# SET PROBLEM
Images embedded in the records are excluded; print everything else exactly as given.

# GIVEN DATA
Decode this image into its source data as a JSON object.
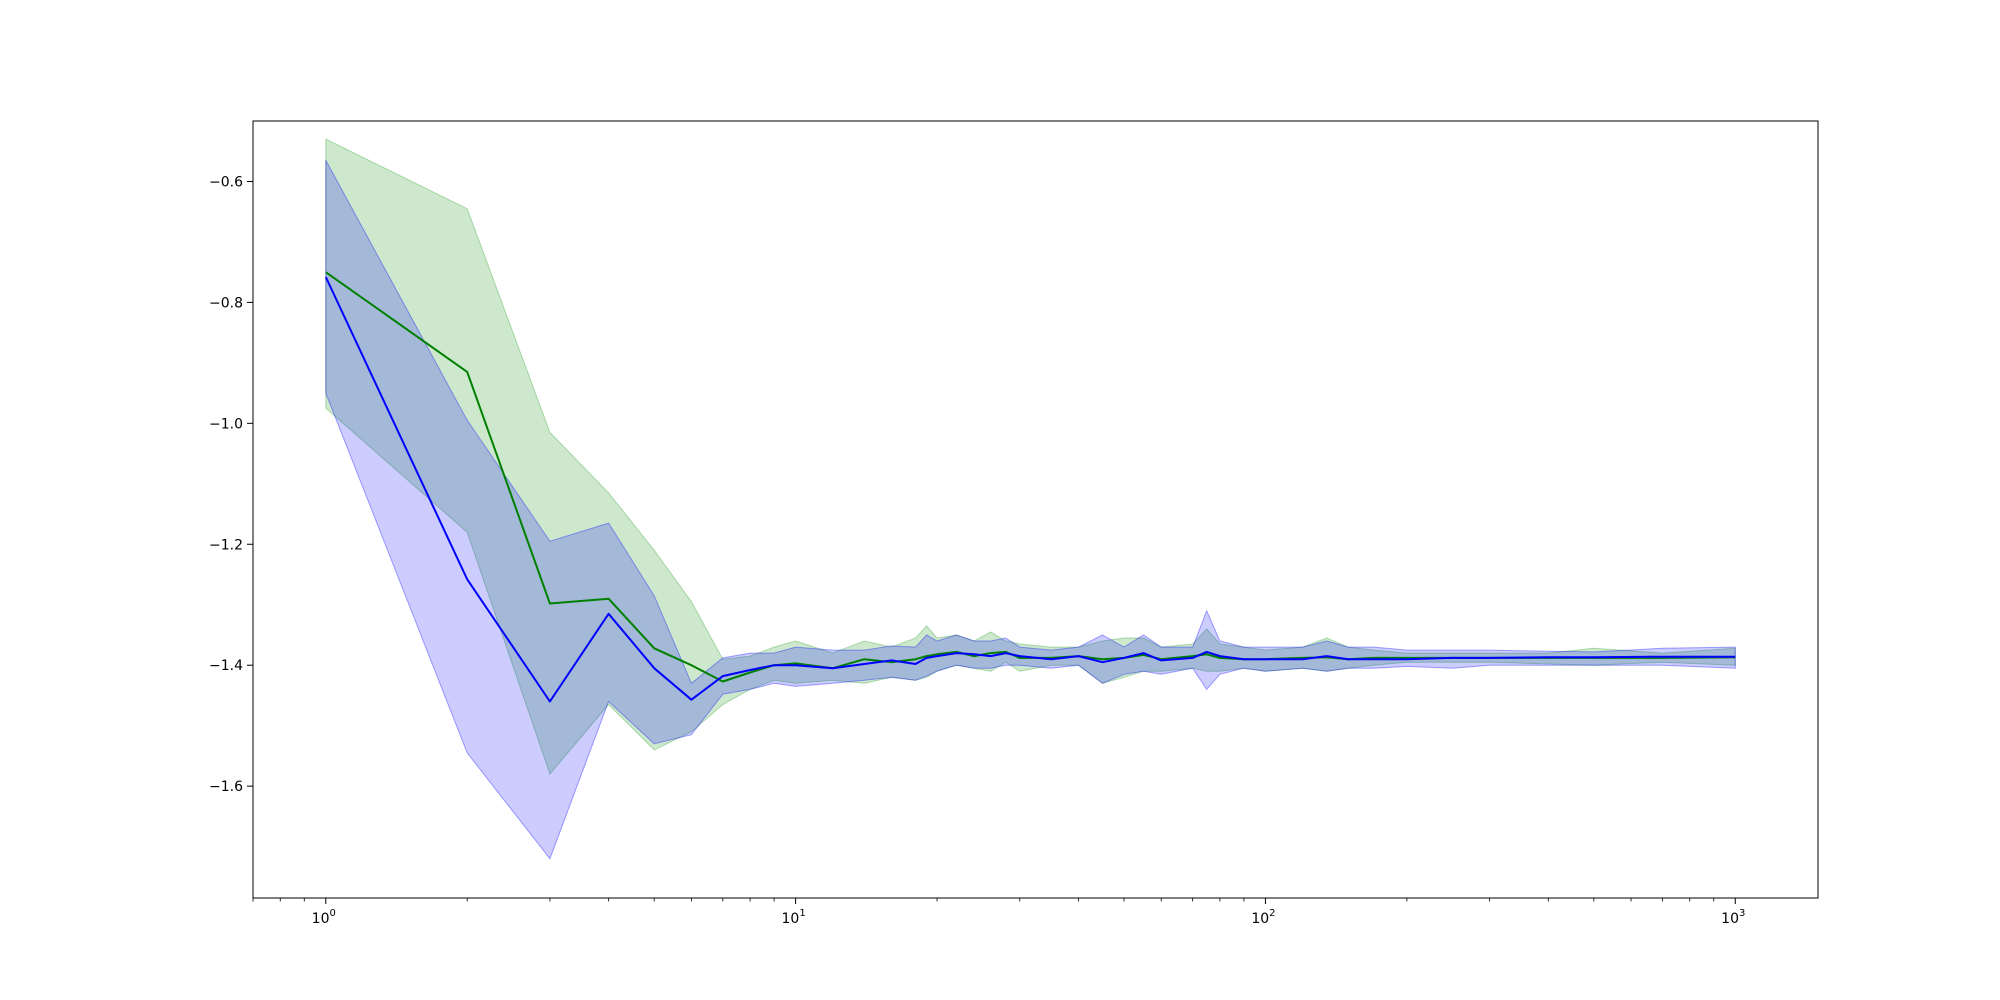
{
  "chart_data": {
    "type": "line",
    "title": "",
    "xlabel": "",
    "ylabel": "",
    "xscale": "log",
    "xlim": [
      0.7,
      1500
    ],
    "ylim": [
      -1.785,
      -0.5
    ],
    "grid": false,
    "legend": "none",
    "x_ticks": [
      {
        "value": 1,
        "base": "10",
        "exp": "0"
      },
      {
        "value": 10,
        "base": "10",
        "exp": "1"
      },
      {
        "value": 100,
        "base": "10",
        "exp": "2"
      },
      {
        "value": 1000,
        "base": "10",
        "exp": "3"
      }
    ],
    "y_ticks": [
      {
        "value": -0.6,
        "label": "−0.6"
      },
      {
        "value": -0.8,
        "label": "−0.8"
      },
      {
        "value": -1.0,
        "label": "−1.0"
      },
      {
        "value": -1.2,
        "label": "−1.2"
      },
      {
        "value": -1.4,
        "label": "−1.4"
      },
      {
        "value": -1.6,
        "label": "−1.6"
      }
    ],
    "series": [
      {
        "color": "#008000",
        "fill_color": "#2ca02c",
        "fill_opacity": 0.24,
        "x": [
          1,
          2,
          3,
          4,
          5,
          6,
          7,
          8,
          9,
          10,
          12,
          14,
          16,
          18,
          19,
          20,
          22,
          24,
          26,
          28,
          30,
          35,
          40,
          45,
          50,
          55,
          60,
          70,
          75,
          80,
          90,
          100,
          120,
          135,
          150,
          170,
          200,
          250,
          300,
          400,
          500,
          700,
          1000
        ],
        "y": [
          -0.75,
          -0.915,
          -1.298,
          -1.29,
          -1.372,
          -1.4,
          -1.427,
          -1.412,
          -1.4,
          -1.397,
          -1.405,
          -1.39,
          -1.395,
          -1.39,
          -1.385,
          -1.382,
          -1.378,
          -1.385,
          -1.38,
          -1.378,
          -1.388,
          -1.388,
          -1.385,
          -1.39,
          -1.388,
          -1.383,
          -1.39,
          -1.385,
          -1.382,
          -1.388,
          -1.39,
          -1.39,
          -1.388,
          -1.387,
          -1.39,
          -1.388,
          -1.388,
          -1.388,
          -1.388,
          -1.388,
          -1.388,
          -1.388,
          -1.387
        ],
        "upper": [
          -0.53,
          -0.645,
          -1.015,
          -1.115,
          -1.21,
          -1.295,
          -1.39,
          -1.385,
          -1.37,
          -1.36,
          -1.38,
          -1.36,
          -1.37,
          -1.355,
          -1.335,
          -1.355,
          -1.35,
          -1.36,
          -1.345,
          -1.36,
          -1.365,
          -1.37,
          -1.37,
          -1.36,
          -1.355,
          -1.355,
          -1.37,
          -1.365,
          -1.34,
          -1.365,
          -1.37,
          -1.375,
          -1.37,
          -1.355,
          -1.37,
          -1.375,
          -1.38,
          -1.38,
          -1.38,
          -1.38,
          -1.372,
          -1.38,
          -1.372
        ],
        "lower": [
          -0.975,
          -1.18,
          -1.58,
          -1.465,
          -1.54,
          -1.51,
          -1.465,
          -1.44,
          -1.425,
          -1.43,
          -1.425,
          -1.43,
          -1.42,
          -1.425,
          -1.42,
          -1.41,
          -1.4,
          -1.405,
          -1.41,
          -1.395,
          -1.41,
          -1.4,
          -1.4,
          -1.43,
          -1.42,
          -1.41,
          -1.41,
          -1.405,
          -1.41,
          -1.41,
          -1.405,
          -1.41,
          -1.405,
          -1.41,
          -1.405,
          -1.4,
          -1.395,
          -1.395,
          -1.395,
          -1.398,
          -1.4,
          -1.395,
          -1.4
        ]
      },
      {
        "color": "#0000ff",
        "fill_color": "#0000ff",
        "fill_opacity": 0.2,
        "x": [
          1,
          2,
          3,
          4,
          5,
          6,
          7,
          8,
          9,
          10,
          12,
          14,
          16,
          18,
          19,
          20,
          22,
          24,
          26,
          28,
          30,
          35,
          40,
          45,
          50,
          55,
          60,
          70,
          75,
          80,
          90,
          100,
          120,
          135,
          150,
          170,
          200,
          250,
          300,
          400,
          500,
          700,
          1000
        ],
        "y": [
          -0.758,
          -1.258,
          -1.46,
          -1.315,
          -1.405,
          -1.457,
          -1.418,
          -1.408,
          -1.4,
          -1.4,
          -1.405,
          -1.398,
          -1.392,
          -1.398,
          -1.388,
          -1.385,
          -1.38,
          -1.382,
          -1.385,
          -1.38,
          -1.385,
          -1.39,
          -1.385,
          -1.395,
          -1.388,
          -1.38,
          -1.392,
          -1.388,
          -1.378,
          -1.385,
          -1.39,
          -1.39,
          -1.39,
          -1.385,
          -1.39,
          -1.39,
          -1.39,
          -1.388,
          -1.388,
          -1.387,
          -1.387,
          -1.386,
          -1.386
        ],
        "upper": [
          -0.565,
          -0.995,
          -1.195,
          -1.165,
          -1.285,
          -1.43,
          -1.388,
          -1.38,
          -1.38,
          -1.37,
          -1.375,
          -1.375,
          -1.368,
          -1.37,
          -1.35,
          -1.36,
          -1.35,
          -1.36,
          -1.36,
          -1.355,
          -1.37,
          -1.375,
          -1.37,
          -1.35,
          -1.37,
          -1.35,
          -1.37,
          -1.37,
          -1.31,
          -1.36,
          -1.37,
          -1.37,
          -1.37,
          -1.36,
          -1.37,
          -1.37,
          -1.375,
          -1.375,
          -1.375,
          -1.377,
          -1.378,
          -1.372,
          -1.37
        ],
        "lower": [
          -0.95,
          -1.545,
          -1.72,
          -1.46,
          -1.53,
          -1.515,
          -1.448,
          -1.44,
          -1.43,
          -1.435,
          -1.43,
          -1.425,
          -1.42,
          -1.425,
          -1.418,
          -1.41,
          -1.4,
          -1.405,
          -1.405,
          -1.4,
          -1.4,
          -1.405,
          -1.4,
          -1.43,
          -1.415,
          -1.41,
          -1.415,
          -1.405,
          -1.44,
          -1.415,
          -1.405,
          -1.41,
          -1.405,
          -1.41,
          -1.405,
          -1.405,
          -1.402,
          -1.405,
          -1.4,
          -1.4,
          -1.4,
          -1.4,
          -1.405
        ]
      }
    ]
  }
}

# SOLUTION TO THE EXERCISE
Decode this image into its source data as a JSON object.
{
  "chart_data": {
    "type": "line",
    "title": "",
    "xlabel": "",
    "ylabel": "",
    "xscale": "log",
    "xlim": [
      0.7,
      1500
    ],
    "ylim": [
      -1.785,
      -0.5
    ],
    "grid": false,
    "legend": "none",
    "x_ticks": [
      {
        "value": 1,
        "base": "10",
        "exp": "0"
      },
      {
        "value": 10,
        "base": "10",
        "exp": "1"
      },
      {
        "value": 100,
        "base": "10",
        "exp": "2"
      },
      {
        "value": 1000,
        "base": "10",
        "exp": "3"
      }
    ],
    "y_ticks": [
      {
        "value": -0.6,
        "label": "−0.6"
      },
      {
        "value": -0.8,
        "label": "−0.8"
      },
      {
        "value": -1.0,
        "label": "−1.0"
      },
      {
        "value": -1.2,
        "label": "−1.2"
      },
      {
        "value": -1.4,
        "label": "−1.4"
      },
      {
        "value": -1.6,
        "label": "−1.6"
      }
    ],
    "series": [
      {
        "color": "#008000",
        "fill_color": "#2ca02c",
        "fill_opacity": 0.24,
        "x": [
          1,
          2,
          3,
          4,
          5,
          6,
          7,
          8,
          9,
          10,
          12,
          14,
          16,
          18,
          19,
          20,
          22,
          24,
          26,
          28,
          30,
          35,
          40,
          45,
          50,
          55,
          60,
          70,
          75,
          80,
          90,
          100,
          120,
          135,
          150,
          170,
          200,
          250,
          300,
          400,
          500,
          700,
          1000
        ],
        "y": [
          -0.75,
          -0.915,
          -1.298,
          -1.29,
          -1.372,
          -1.4,
          -1.427,
          -1.412,
          -1.4,
          -1.397,
          -1.405,
          -1.39,
          -1.395,
          -1.39,
          -1.385,
          -1.382,
          -1.378,
          -1.385,
          -1.38,
          -1.378,
          -1.388,
          -1.388,
          -1.385,
          -1.39,
          -1.388,
          -1.383,
          -1.39,
          -1.385,
          -1.382,
          -1.388,
          -1.39,
          -1.39,
          -1.388,
          -1.387,
          -1.39,
          -1.388,
          -1.388,
          -1.388,
          -1.388,
          -1.388,
          -1.388,
          -1.388,
          -1.387
        ],
        "upper": [
          -0.53,
          -0.645,
          -1.015,
          -1.115,
          -1.21,
          -1.295,
          -1.39,
          -1.385,
          -1.37,
          -1.36,
          -1.38,
          -1.36,
          -1.37,
          -1.355,
          -1.335,
          -1.355,
          -1.35,
          -1.36,
          -1.345,
          -1.36,
          -1.365,
          -1.37,
          -1.37,
          -1.36,
          -1.355,
          -1.355,
          -1.37,
          -1.365,
          -1.34,
          -1.365,
          -1.37,
          -1.375,
          -1.37,
          -1.355,
          -1.37,
          -1.375,
          -1.38,
          -1.38,
          -1.38,
          -1.38,
          -1.372,
          -1.38,
          -1.372
        ],
        "lower": [
          -0.975,
          -1.18,
          -1.58,
          -1.465,
          -1.54,
          -1.51,
          -1.465,
          -1.44,
          -1.425,
          -1.43,
          -1.425,
          -1.43,
          -1.42,
          -1.425,
          -1.42,
          -1.41,
          -1.4,
          -1.405,
          -1.41,
          -1.395,
          -1.41,
          -1.4,
          -1.4,
          -1.43,
          -1.42,
          -1.41,
          -1.41,
          -1.405,
          -1.41,
          -1.41,
          -1.405,
          -1.41,
          -1.405,
          -1.41,
          -1.405,
          -1.4,
          -1.395,
          -1.395,
          -1.395,
          -1.398,
          -1.4,
          -1.395,
          -1.4
        ]
      },
      {
        "color": "#0000ff",
        "fill_color": "#0000ff",
        "fill_opacity": 0.2,
        "x": [
          1,
          2,
          3,
          4,
          5,
          6,
          7,
          8,
          9,
          10,
          12,
          14,
          16,
          18,
          19,
          20,
          22,
          24,
          26,
          28,
          30,
          35,
          40,
          45,
          50,
          55,
          60,
          70,
          75,
          80,
          90,
          100,
          120,
          135,
          150,
          170,
          200,
          250,
          300,
          400,
          500,
          700,
          1000
        ],
        "y": [
          -0.758,
          -1.258,
          -1.46,
          -1.315,
          -1.405,
          -1.457,
          -1.418,
          -1.408,
          -1.4,
          -1.4,
          -1.405,
          -1.398,
          -1.392,
          -1.398,
          -1.388,
          -1.385,
          -1.38,
          -1.382,
          -1.385,
          -1.38,
          -1.385,
          -1.39,
          -1.385,
          -1.395,
          -1.388,
          -1.38,
          -1.392,
          -1.388,
          -1.378,
          -1.385,
          -1.39,
          -1.39,
          -1.39,
          -1.385,
          -1.39,
          -1.39,
          -1.39,
          -1.388,
          -1.388,
          -1.387,
          -1.387,
          -1.386,
          -1.386
        ],
        "upper": [
          -0.565,
          -0.995,
          -1.195,
          -1.165,
          -1.285,
          -1.43,
          -1.388,
          -1.38,
          -1.38,
          -1.37,
          -1.375,
          -1.375,
          -1.368,
          -1.37,
          -1.35,
          -1.36,
          -1.35,
          -1.36,
          -1.36,
          -1.355,
          -1.37,
          -1.375,
          -1.37,
          -1.35,
          -1.37,
          -1.35,
          -1.37,
          -1.37,
          -1.31,
          -1.36,
          -1.37,
          -1.37,
          -1.37,
          -1.36,
          -1.37,
          -1.37,
          -1.375,
          -1.375,
          -1.375,
          -1.377,
          -1.378,
          -1.372,
          -1.37
        ],
        "lower": [
          -0.95,
          -1.545,
          -1.72,
          -1.46,
          -1.53,
          -1.515,
          -1.448,
          -1.44,
          -1.43,
          -1.435,
          -1.43,
          -1.425,
          -1.42,
          -1.425,
          -1.418,
          -1.41,
          -1.4,
          -1.405,
          -1.405,
          -1.4,
          -1.4,
          -1.405,
          -1.4,
          -1.43,
          -1.415,
          -1.41,
          -1.415,
          -1.405,
          -1.44,
          -1.415,
          -1.405,
          -1.41,
          -1.405,
          -1.41,
          -1.405,
          -1.405,
          -1.402,
          -1.405,
          -1.4,
          -1.4,
          -1.4,
          -1.4,
          -1.405
        ]
      }
    ]
  }
}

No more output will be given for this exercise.